• **What you are asked to do**
Each record must be reproduced exactly as it is shown.

• **Given records**
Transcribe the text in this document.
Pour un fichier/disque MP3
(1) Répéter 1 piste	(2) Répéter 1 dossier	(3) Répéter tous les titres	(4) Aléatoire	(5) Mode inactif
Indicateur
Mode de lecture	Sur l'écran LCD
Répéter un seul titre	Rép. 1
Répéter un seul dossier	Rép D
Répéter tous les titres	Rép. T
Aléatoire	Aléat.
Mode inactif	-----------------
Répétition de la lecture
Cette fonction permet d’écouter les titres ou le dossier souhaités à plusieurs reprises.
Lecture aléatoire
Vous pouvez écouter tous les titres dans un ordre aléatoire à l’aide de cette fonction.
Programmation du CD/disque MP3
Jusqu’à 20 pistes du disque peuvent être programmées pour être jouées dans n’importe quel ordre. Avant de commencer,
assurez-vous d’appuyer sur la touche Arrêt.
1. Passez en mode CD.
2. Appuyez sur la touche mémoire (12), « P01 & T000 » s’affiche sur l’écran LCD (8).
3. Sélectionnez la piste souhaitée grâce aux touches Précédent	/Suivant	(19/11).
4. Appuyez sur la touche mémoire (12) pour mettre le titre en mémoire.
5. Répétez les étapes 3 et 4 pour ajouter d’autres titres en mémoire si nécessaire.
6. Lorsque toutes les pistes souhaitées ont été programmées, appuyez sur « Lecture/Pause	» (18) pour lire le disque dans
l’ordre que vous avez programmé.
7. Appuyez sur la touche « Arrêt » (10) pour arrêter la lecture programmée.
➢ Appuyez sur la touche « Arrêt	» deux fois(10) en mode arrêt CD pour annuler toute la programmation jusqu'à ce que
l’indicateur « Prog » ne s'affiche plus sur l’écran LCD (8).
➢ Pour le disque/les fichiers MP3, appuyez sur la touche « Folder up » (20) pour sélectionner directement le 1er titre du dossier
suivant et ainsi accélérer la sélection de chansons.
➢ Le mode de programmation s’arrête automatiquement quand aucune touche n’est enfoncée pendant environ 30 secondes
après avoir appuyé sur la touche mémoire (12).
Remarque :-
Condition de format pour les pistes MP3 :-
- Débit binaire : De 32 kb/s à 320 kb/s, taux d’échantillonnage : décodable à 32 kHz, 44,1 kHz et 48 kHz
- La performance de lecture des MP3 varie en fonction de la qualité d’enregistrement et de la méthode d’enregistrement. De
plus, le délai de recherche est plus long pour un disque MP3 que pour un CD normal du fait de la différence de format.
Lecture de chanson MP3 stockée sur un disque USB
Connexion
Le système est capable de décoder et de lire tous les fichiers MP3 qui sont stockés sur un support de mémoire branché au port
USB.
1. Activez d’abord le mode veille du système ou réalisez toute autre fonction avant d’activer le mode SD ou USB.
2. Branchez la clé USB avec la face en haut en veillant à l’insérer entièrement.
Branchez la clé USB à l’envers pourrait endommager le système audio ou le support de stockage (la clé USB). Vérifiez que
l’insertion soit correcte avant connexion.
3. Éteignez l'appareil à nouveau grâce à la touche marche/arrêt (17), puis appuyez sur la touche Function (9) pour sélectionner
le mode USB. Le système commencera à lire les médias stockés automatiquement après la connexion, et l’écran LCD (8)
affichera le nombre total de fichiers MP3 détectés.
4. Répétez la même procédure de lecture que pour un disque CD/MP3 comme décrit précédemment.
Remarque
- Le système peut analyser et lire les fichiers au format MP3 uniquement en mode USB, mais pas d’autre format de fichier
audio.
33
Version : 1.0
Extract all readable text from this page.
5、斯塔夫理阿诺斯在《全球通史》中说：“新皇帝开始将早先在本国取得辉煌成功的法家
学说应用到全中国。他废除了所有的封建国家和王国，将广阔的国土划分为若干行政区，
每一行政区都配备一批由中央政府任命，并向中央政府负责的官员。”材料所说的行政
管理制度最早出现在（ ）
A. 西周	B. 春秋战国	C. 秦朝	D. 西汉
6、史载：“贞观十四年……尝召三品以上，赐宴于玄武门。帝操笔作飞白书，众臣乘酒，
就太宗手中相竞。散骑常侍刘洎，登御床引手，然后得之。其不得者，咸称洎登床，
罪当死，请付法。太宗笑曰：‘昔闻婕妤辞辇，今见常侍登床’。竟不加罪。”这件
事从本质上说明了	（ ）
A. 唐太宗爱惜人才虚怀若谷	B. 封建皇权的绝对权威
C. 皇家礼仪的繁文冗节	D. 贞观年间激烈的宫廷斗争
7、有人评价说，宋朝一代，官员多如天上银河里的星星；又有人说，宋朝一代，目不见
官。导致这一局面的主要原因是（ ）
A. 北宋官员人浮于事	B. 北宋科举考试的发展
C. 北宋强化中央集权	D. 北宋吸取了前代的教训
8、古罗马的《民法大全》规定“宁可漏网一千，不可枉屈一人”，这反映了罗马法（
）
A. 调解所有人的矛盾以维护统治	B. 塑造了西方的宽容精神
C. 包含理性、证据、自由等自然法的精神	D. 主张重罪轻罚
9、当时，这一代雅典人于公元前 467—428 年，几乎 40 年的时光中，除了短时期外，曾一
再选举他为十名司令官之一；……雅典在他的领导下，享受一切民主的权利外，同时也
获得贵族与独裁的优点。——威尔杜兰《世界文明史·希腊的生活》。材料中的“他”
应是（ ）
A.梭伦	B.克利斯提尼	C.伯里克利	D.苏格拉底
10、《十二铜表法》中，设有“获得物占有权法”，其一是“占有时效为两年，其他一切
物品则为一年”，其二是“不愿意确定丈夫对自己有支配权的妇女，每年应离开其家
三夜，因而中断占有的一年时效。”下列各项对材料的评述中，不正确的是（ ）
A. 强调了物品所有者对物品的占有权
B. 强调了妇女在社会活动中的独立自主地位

• **The result**
Transcribe the text in this document.
Pour un fichier/disque MP3
(1) Répéter 1 piste	(2) Répéter 1 dossier	(3) Répéter tous les titres	(4) Aléatoire	(5) Mode inactif
Indicateur
Mode de lecture	Sur l'écran LCD
Répéter un seul titre	Rép. 1
Répéter un seul dossier	Rép D
Répéter tous les titres	Rép. T
Aléatoire	Aléat.
Mode inactif	-----------------
Répétition de la lecture
Cette fonction permet d’écouter les titres ou le dossier souhaités à plusieurs reprises.
Lecture aléatoire
Vous pouvez écouter tous les titres dans un ordre aléatoire à l’aide de cette fonction.
Programmation du CD/disque MP3
Jusqu’à 20 pistes du disque peuvent être programmées pour être jouées dans n’importe quel ordre. Avant de commencer,
assurez-vous d’appuyer sur la touche Arrêt.
1. Passez en mode CD.
2. Appuyez sur la touche mémoire (12), « P01 & T000 » s’affiche sur l’écran LCD (8).
3. Sélectionnez la piste souhaitée grâce aux touches Précédent	/Suivant	(19/11).
4. Appuyez sur la touche mémoire (12) pour mettre le titre en mémoire.
5. Répétez les étapes 3 et 4 pour ajouter d’autres titres en mémoire si nécessaire.
6. Lorsque toutes les pistes souhaitées ont été programmées, appuyez sur « Lecture/Pause	» (18) pour lire le disque dans
l’ordre que vous avez programmé.
7. Appuyez sur la touche « Arrêt » (10) pour arrêter la lecture programmée.
➢ Appuyez sur la touche « Arrêt	» deux fois(10) en mode arrêt CD pour annuler toute la programmation jusqu'à ce que
l’indicateur « Prog » ne s'affiche plus sur l’écran LCD (8).
➢ Pour le disque/les fichiers MP3, appuyez sur la touche « Folder up » (20) pour sélectionner directement le 1er titre du dossier
suivant et ainsi accélérer la sélection de chansons.
➢ Le mode de programmation s’arrête automatiquement quand aucune touche n’est enfoncée pendant environ 30 secondes
après avoir appuyé sur la touche mémoire (12).
Remarque :-
Condition de format pour les pistes MP3 :-
- Débit binaire : De 32 kb/s à 320 kb/s, taux d’échantillonnage : décodable à 32 kHz, 44,1 kHz et 48 kHz
- La performance de lecture des MP3 varie en fonction de la qualité d’enregistrement et de la méthode d’enregistrement. De
plus, le délai de recherche est plus long pour un disque MP3 que pour un CD normal du fait de la différence de format.
Lecture de chanson MP3 stockée sur un disque USB
Connexion
Le système est capable de décoder et de lire tous les fichiers MP3 qui sont stockés sur un support de mémoire branché au port
USB.
1. Activez d’abord le mode veille du système ou réalisez toute autre fonction avant d’activer le mode SD ou USB.
2. Branchez la clé USB avec la face en haut en veillant à l’insérer entièrement.
Branchez la clé USB à l’envers pourrait endommager le système audio ou le support de stockage (la clé USB). Vérifiez que
l’insertion soit correcte avant connexion.
3. Éteignez l'appareil à nouveau grâce à la touche marche/arrêt (17), puis appuyez sur la touche Function (9) pour sélectionner
le mode USB. Le système commencera à lire les médias stockés automatiquement après la connexion, et l’écran LCD (8)
affichera le nombre total de fichiers MP3 détectés.
4. Répétez la même procédure de lecture que pour un disque CD/MP3 comme décrit précédemment.
Remarque
- Le système peut analyser et lire les fichiers au format MP3 uniquement en mode USB, mais pas d’autre format de fichier
audio.
33
Version : 1.0
Extract all readable text from this page.
5、斯塔夫理阿诺斯在《全球通史》中说：“新皇帝开始将早先在本国取得辉煌成功的法家
学说应用到全中国。他废除了所有的封建国家和王国，将广阔的国土划分为若干行政区，
每一行政区都配备一批由中央政府任命，并向中央政府负责的官员。”材料所说的行政
管理制度最早出现在（ ）
A. 西周	B. 春秋战国	C. 秦朝	D. 西汉
6、史载：“贞观十四年……尝召三品以上，赐宴于玄武门。帝操笔作飞白书，众臣乘酒，
就太宗手中相竞。散骑常侍刘洎，登御床引手，然后得之。其不得者，咸称洎登床，
罪当死，请付法。太宗笑曰：‘昔闻婕妤辞辇，今见常侍登床’。竟不加罪。”这件
事从本质上说明了	（ ）
A. 唐太宗爱惜人才虚怀若谷	B. 封建皇权的绝对权威
C. 皇家礼仪的繁文冗节	D. 贞观年间激烈的宫廷斗争
7、有人评价说，宋朝一代，官员多如天上银河里的星星；又有人说，宋朝一代，目不见
官。导致这一局面的主要原因是（ ）
A. 北宋官员人浮于事	B. 北宋科举考试的发展
C. 北宋强化中央集权	D. 北宋吸取了前代的教训
8、古罗马的《民法大全》规定“宁可漏网一千，不可枉屈一人”，这反映了罗马法（
）
A. 调解所有人的矛盾以维护统治	B. 塑造了西方的宽容精神
C. 包含理性、证据、自由等自然法的精神	D. 主张重罪轻罚
9、当时，这一代雅典人于公元前 467—428 年，几乎 40 年的时光中，除了短时期外，曾一
再选举他为十名司令官之一；……雅典在他的领导下，享受一切民主的权利外，同时也
获得贵族与独裁的优点。——威尔杜兰《世界文明史·希腊的生活》。材料中的“他”
应是（ ）
A.梭伦	B.克利斯提尼	C.伯里克利	D.苏格拉底
10、《十二铜表法》中，设有“获得物占有权法”，其一是“占有时效为两年，其他一切
物品则为一年”，其二是“不愿意确定丈夫对自己有支配权的妇女，每年应离开其家
三夜，因而中断占有的一年时效。”下列各项对材料的评述中，不正确的是（ ）
A. 强调了物品所有者对物品的占有权
B. 强调了妇女在社会活动中的独立自主地位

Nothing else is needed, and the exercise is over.